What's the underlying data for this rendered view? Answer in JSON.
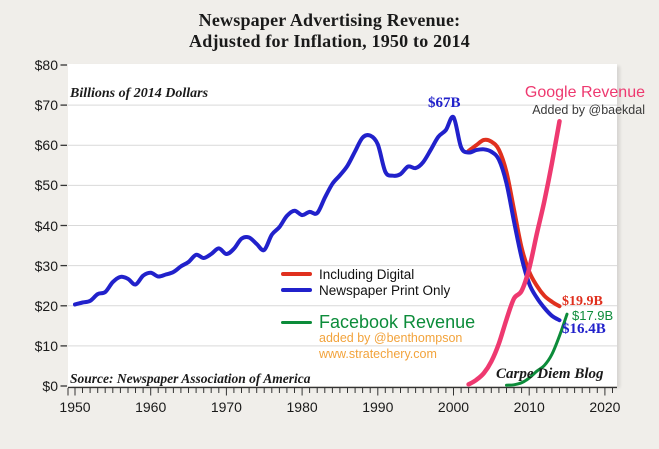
{
  "title": {
    "line1": "Newspaper Advertising Revenue:",
    "line2": "Adjusted for Inflation, 1950 to 2014"
  },
  "annotations": {
    "units_note": "Billions of 2014 Dollars",
    "google_label": "Google Revenue",
    "google_credit": "Added by @baekdal",
    "peak_label": "$67B",
    "including_digital_end": "$19.9B",
    "facebook_end": "$17.9B",
    "print_end": "$16.4B",
    "source_note": "Source: Newspaper Association of America",
    "blog_note": "Carpe Diem Blog"
  },
  "legend": {
    "including_digital": "Including Digital",
    "print_only": "Newspaper Print Only",
    "facebook": "Facebook Revenue",
    "facebook_credit": "added by @benthompson",
    "facebook_site": "www.stratechery.com"
  },
  "colors": {
    "background": "#f0eeea",
    "plot_background": "#ffffff",
    "gridline": "#d9d9d9",
    "axis": "#333333",
    "blue": "#2121CB",
    "red": "#E0301E",
    "pink": "#EE3970",
    "green": "#0C8C3A",
    "orange": "#F2A33C",
    "credit_gray": "#3a3a3a"
  },
  "chart_data": {
    "type": "line",
    "title": "Newspaper Advertising Revenue: Adjusted for Inflation, 1950 to 2014",
    "xlabel": "",
    "ylabel": "Billions of 2014 Dollars",
    "grid": true,
    "x_range": [
      1949.08,
      2021.6
    ],
    "y_range": [
      0,
      80.25
    ],
    "x_ticks": [
      1950,
      1960,
      1970,
      1980,
      1990,
      2000,
      2010,
      2020
    ],
    "x_minor_tick_years": [
      1950,
      2021
    ],
    "y_ticks": [
      {
        "value": 0,
        "label": "$0"
      },
      {
        "value": 10,
        "label": "$10"
      },
      {
        "value": 20,
        "label": "$20"
      },
      {
        "value": 30,
        "label": "$30"
      },
      {
        "value": 40,
        "label": "$40"
      },
      {
        "value": 50,
        "label": "$50"
      },
      {
        "value": 60,
        "label": "$60"
      },
      {
        "value": 70,
        "label": "$70"
      },
      {
        "value": 80,
        "label": "$80"
      }
    ],
    "y_gridlines": [
      10,
      20,
      30,
      40,
      50,
      60,
      70
    ],
    "legend_position": "center-right-inside",
    "series": [
      {
        "name": "Including Digital",
        "color": "#E0301E",
        "width": 4,
        "start_year": 2002,
        "values": [
          58.6,
          60,
          61.3,
          60.9,
          58.9,
          53.3,
          44,
          34.5,
          28.5,
          25,
          22.5,
          21,
          19.9
        ]
      },
      {
        "name": "Newspaper Print Only",
        "color": "#2121CB",
        "width": 4,
        "start_year": 1950,
        "values": [
          20.3,
          20.8,
          21.2,
          22.9,
          23.4,
          25.9,
          27.2,
          26.7,
          25.3,
          27.5,
          28.2,
          27.3,
          27.8,
          28.4,
          29.8,
          30.9,
          32.7,
          31.9,
          32.9,
          34.3,
          32.9,
          34.2,
          36.7,
          37,
          35.4,
          33.9,
          37.7,
          39.6,
          42.4,
          43.7,
          42.6,
          43.4,
          43.1,
          46.9,
          50.4,
          52.5,
          54.9,
          58.5,
          61.9,
          62.4,
          60.2,
          53.4,
          52.4,
          52.8,
          54.7,
          54.3,
          55.8,
          58.9,
          62.1,
          63.8,
          67,
          59.5,
          58.2,
          58.8,
          59,
          58.4,
          56.4,
          50.5,
          41,
          32,
          25.5,
          22,
          19.5,
          17.5,
          16.4
        ]
      },
      {
        "name": "Google Revenue",
        "color": "#EE3970",
        "width": 4.5,
        "start_year": 2002,
        "values": [
          0.4,
          1.5,
          3.2,
          6.1,
          10.6,
          16.6,
          21.8,
          23.7,
          29.3,
          37.9,
          46,
          55.5,
          66
        ]
      },
      {
        "name": "Facebook Revenue",
        "color": "#0C8C3A",
        "width": 3,
        "start_year": 2007,
        "values": [
          0.2,
          0.3,
          0.8,
          2,
          3.7,
          5.1,
          7.9,
          12.5,
          17.9
        ]
      }
    ]
  }
}
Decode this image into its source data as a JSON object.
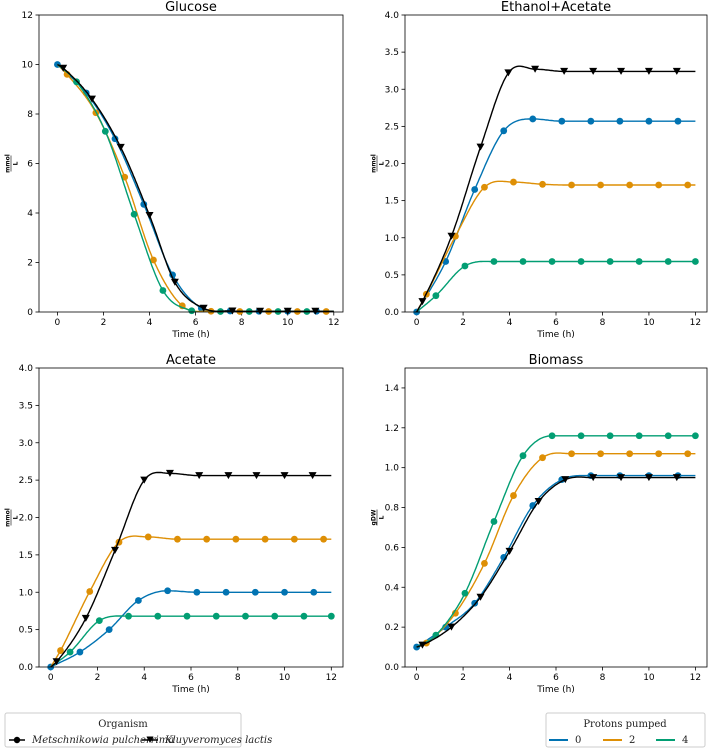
{
  "chart_data": [
    {
      "type": "line",
      "title": "Glucose",
      "xlabel": "Time (h)",
      "ylabel_num": "mmol",
      "ylabel_den": "L",
      "xlim": [
        -0.8,
        12.4
      ],
      "ylim": [
        0,
        12
      ],
      "xticks": [
        0,
        2,
        4,
        6,
        8,
        10,
        12
      ],
      "yticks": [
        0,
        2,
        4,
        6,
        8,
        10,
        12
      ],
      "ytick_fmt": 0,
      "series": [
        {
          "name": "Metschnikowia pulcherrima, 0",
          "color": "#0173b2",
          "marker": "circle",
          "x": [
            0,
            1.25,
            2.5,
            3.75,
            5,
            6.25,
            7.5,
            8.75,
            10,
            11.25
          ],
          "y": [
            10,
            8.85,
            7.0,
            4.35,
            1.5,
            0.15,
            0.04,
            0.03,
            0.03,
            0.03
          ]
        },
        {
          "name": "Metschnikowia pulcherrima, 2",
          "color": "#de8f05",
          "marker": "circle",
          "x": [
            0.42,
            1.67,
            2.92,
            4.17,
            5.42,
            6.67,
            7.92,
            9.17,
            10.42,
            11.67
          ],
          "y": [
            9.6,
            8.05,
            5.45,
            2.1,
            0.25,
            0.03,
            0.02,
            0.02,
            0.02,
            0.02
          ]
        },
        {
          "name": "Metschnikowia pulcherrima, 4",
          "color": "#029e73",
          "marker": "circle",
          "x": [
            0.83,
            2.08,
            3.33,
            4.58,
            5.83,
            7.08,
            8.33,
            9.58,
            10.83
          ],
          "y": [
            9.3,
            7.3,
            3.95,
            0.87,
            0.05,
            0.02,
            0.02,
            0.02,
            0.02
          ]
        },
        {
          "name": "Kluyveromyces lactis",
          "color": "#000000",
          "marker": "triangle",
          "x": [
            0.25,
            1.5,
            2.75,
            4,
            5.1,
            6.35,
            7.6,
            8.8,
            10,
            11.2
          ],
          "y": [
            9.85,
            8.6,
            6.65,
            3.9,
            1.2,
            0.15,
            0.04,
            0.03,
            0.03,
            0.03
          ]
        }
      ]
    },
    {
      "type": "line",
      "title": "Ethanol+Acetate",
      "xlabel": "Time (h)",
      "ylabel_num": "mmol",
      "ylabel_den": "L",
      "xlim": [
        -0.5,
        12.5
      ],
      "ylim": [
        0,
        4
      ],
      "xticks": [
        0,
        2,
        4,
        6,
        8,
        10,
        12
      ],
      "yticks": [
        0,
        0.5,
        1.0,
        1.5,
        2.0,
        2.5,
        3.0,
        3.5,
        4.0
      ],
      "ytick_fmt": 1,
      "series": [
        {
          "name": "Metschnikowia pulcherrima, 0",
          "color": "#0173b2",
          "marker": "circle",
          "x": [
            0,
            1.25,
            2.5,
            3.75,
            5,
            6.25,
            7.5,
            8.75,
            10,
            11.25
          ],
          "y": [
            0,
            0.68,
            1.65,
            2.44,
            2.6,
            2.57,
            2.57,
            2.57,
            2.57,
            2.57
          ]
        },
        {
          "name": "Metschnikowia pulcherrima, 2",
          "color": "#de8f05",
          "marker": "circle",
          "x": [
            0.42,
            1.67,
            2.92,
            4.17,
            5.42,
            6.67,
            7.92,
            9.17,
            10.42,
            11.67
          ],
          "y": [
            0.24,
            1.02,
            1.68,
            1.75,
            1.72,
            1.71,
            1.71,
            1.71,
            1.71,
            1.71
          ]
        },
        {
          "name": "Metschnikowia pulcherrima, 4",
          "color": "#029e73",
          "marker": "circle",
          "x": [
            0.83,
            2.08,
            3.33,
            4.58,
            5.83,
            7.08,
            8.33,
            9.58,
            10.83,
            12.0
          ],
          "y": [
            0.22,
            0.62,
            0.68,
            0.68,
            0.68,
            0.68,
            0.68,
            0.68,
            0.68,
            0.68
          ]
        },
        {
          "name": "Kluyveromyces lactis",
          "color": "#000000",
          "marker": "triangle",
          "x": [
            0.25,
            1.5,
            2.75,
            3.95,
            5.1,
            6.35,
            7.6,
            8.8,
            10,
            11.2
          ],
          "y": [
            0.14,
            1.02,
            2.22,
            3.22,
            3.27,
            3.24,
            3.24,
            3.24,
            3.24,
            3.24
          ]
        }
      ]
    },
    {
      "type": "line",
      "title": "Acetate",
      "xlabel": "Time (h)",
      "ylabel_num": "mmol",
      "ylabel_den": "L",
      "xlim": [
        -0.5,
        12.5
      ],
      "ylim": [
        0,
        4
      ],
      "xticks": [
        0,
        2,
        4,
        6,
        8,
        10,
        12
      ],
      "yticks": [
        0,
        0.5,
        1.0,
        1.5,
        2.0,
        2.5,
        3.0,
        3.5,
        4.0
      ],
      "ytick_fmt": 1,
      "series": [
        {
          "name": "Metschnikowia pulcherrima, 0",
          "color": "#0173b2",
          "marker": "circle",
          "x": [
            0,
            1.25,
            2.5,
            3.75,
            5,
            6.25,
            7.5,
            8.75,
            10,
            11.25
          ],
          "y": [
            0,
            0.2,
            0.5,
            0.89,
            1.02,
            1.0,
            1.0,
            1.0,
            1.0,
            1.0
          ]
        },
        {
          "name": "Metschnikowia pulcherrima, 2",
          "color": "#de8f05",
          "marker": "circle",
          "x": [
            0.42,
            1.67,
            2.92,
            4.17,
            5.42,
            6.67,
            7.92,
            9.17,
            10.42,
            11.67
          ],
          "y": [
            0.22,
            1.01,
            1.67,
            1.74,
            1.71,
            1.71,
            1.71,
            1.71,
            1.71,
            1.71
          ]
        },
        {
          "name": "Metschnikowia pulcherrima, 4",
          "color": "#029e73",
          "marker": "circle",
          "x": [
            0.83,
            2.08,
            3.33,
            4.58,
            5.83,
            7.08,
            8.33,
            9.58,
            10.83,
            12.0
          ],
          "y": [
            0.2,
            0.62,
            0.68,
            0.68,
            0.68,
            0.68,
            0.68,
            0.68,
            0.68,
            0.68
          ]
        },
        {
          "name": "Kluyveromyces lactis",
          "color": "#000000",
          "marker": "triangle",
          "x": [
            0.25,
            1.5,
            2.75,
            4,
            5.1,
            6.35,
            7.6,
            8.8,
            10,
            11.2
          ],
          "y": [
            0.07,
            0.65,
            1.56,
            2.5,
            2.59,
            2.56,
            2.56,
            2.56,
            2.56,
            2.56
          ]
        }
      ]
    },
    {
      "type": "line",
      "title": "Biomass",
      "xlabel": "Time (h)",
      "ylabel_num": "gDW",
      "ylabel_den": "L",
      "xlim": [
        -0.5,
        12.5
      ],
      "ylim": [
        0,
        1.5
      ],
      "xticks": [
        0,
        2,
        4,
        6,
        8,
        10,
        12
      ],
      "yticks": [
        0,
        0.2,
        0.4,
        0.6,
        0.8,
        1.0,
        1.2,
        1.4
      ],
      "ytick_fmt": 1,
      "series": [
        {
          "name": "Metschnikowia pulcherrima, 0",
          "color": "#0173b2",
          "marker": "circle",
          "x": [
            0,
            1.25,
            2.5,
            3.75,
            5,
            6.25,
            7.5,
            8.75,
            10,
            11.25
          ],
          "y": [
            0.1,
            0.2,
            0.32,
            0.55,
            0.81,
            0.94,
            0.96,
            0.96,
            0.96,
            0.96
          ]
        },
        {
          "name": "Metschnikowia pulcherrima, 2",
          "color": "#de8f05",
          "marker": "circle",
          "x": [
            0.42,
            1.67,
            2.92,
            4.17,
            5.42,
            6.67,
            7.92,
            9.17,
            10.42,
            11.67
          ],
          "y": [
            0.12,
            0.27,
            0.52,
            0.86,
            1.05,
            1.07,
            1.07,
            1.07,
            1.07,
            1.07
          ]
        },
        {
          "name": "Metschnikowia pulcherrima, 4",
          "color": "#029e73",
          "marker": "circle",
          "x": [
            0.83,
            2.08,
            3.33,
            4.58,
            5.83,
            7.08,
            8.33,
            9.58,
            10.83,
            12.0
          ],
          "y": [
            0.16,
            0.37,
            0.73,
            1.06,
            1.16,
            1.16,
            1.16,
            1.16,
            1.16,
            1.16
          ]
        },
        {
          "name": "Kluyveromyces lactis",
          "color": "#000000",
          "marker": "triangle",
          "x": [
            0.25,
            1.5,
            2.75,
            4,
            5.25,
            6.4,
            7.6,
            8.8,
            10,
            11.2
          ],
          "y": [
            0.11,
            0.2,
            0.35,
            0.58,
            0.83,
            0.94,
            0.95,
            0.95,
            0.95,
            0.95
          ]
        }
      ]
    }
  ],
  "legend_organism": {
    "title": "Organism",
    "items": [
      {
        "label": "Metschnikowia pulcherrima",
        "marker": "circle"
      },
      {
        "label": "Kluyveromyces lactis",
        "marker": "triangle"
      }
    ]
  },
  "legend_protons": {
    "title": "Protons pumped",
    "items": [
      {
        "label": "0",
        "color": "#0173b2"
      },
      {
        "label": "2",
        "color": "#de8f05"
      },
      {
        "label": "4",
        "color": "#029e73"
      }
    ]
  }
}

* Aim
Tell how many lines of the data include the word "Revenue", and nothing else.

* The completed task
6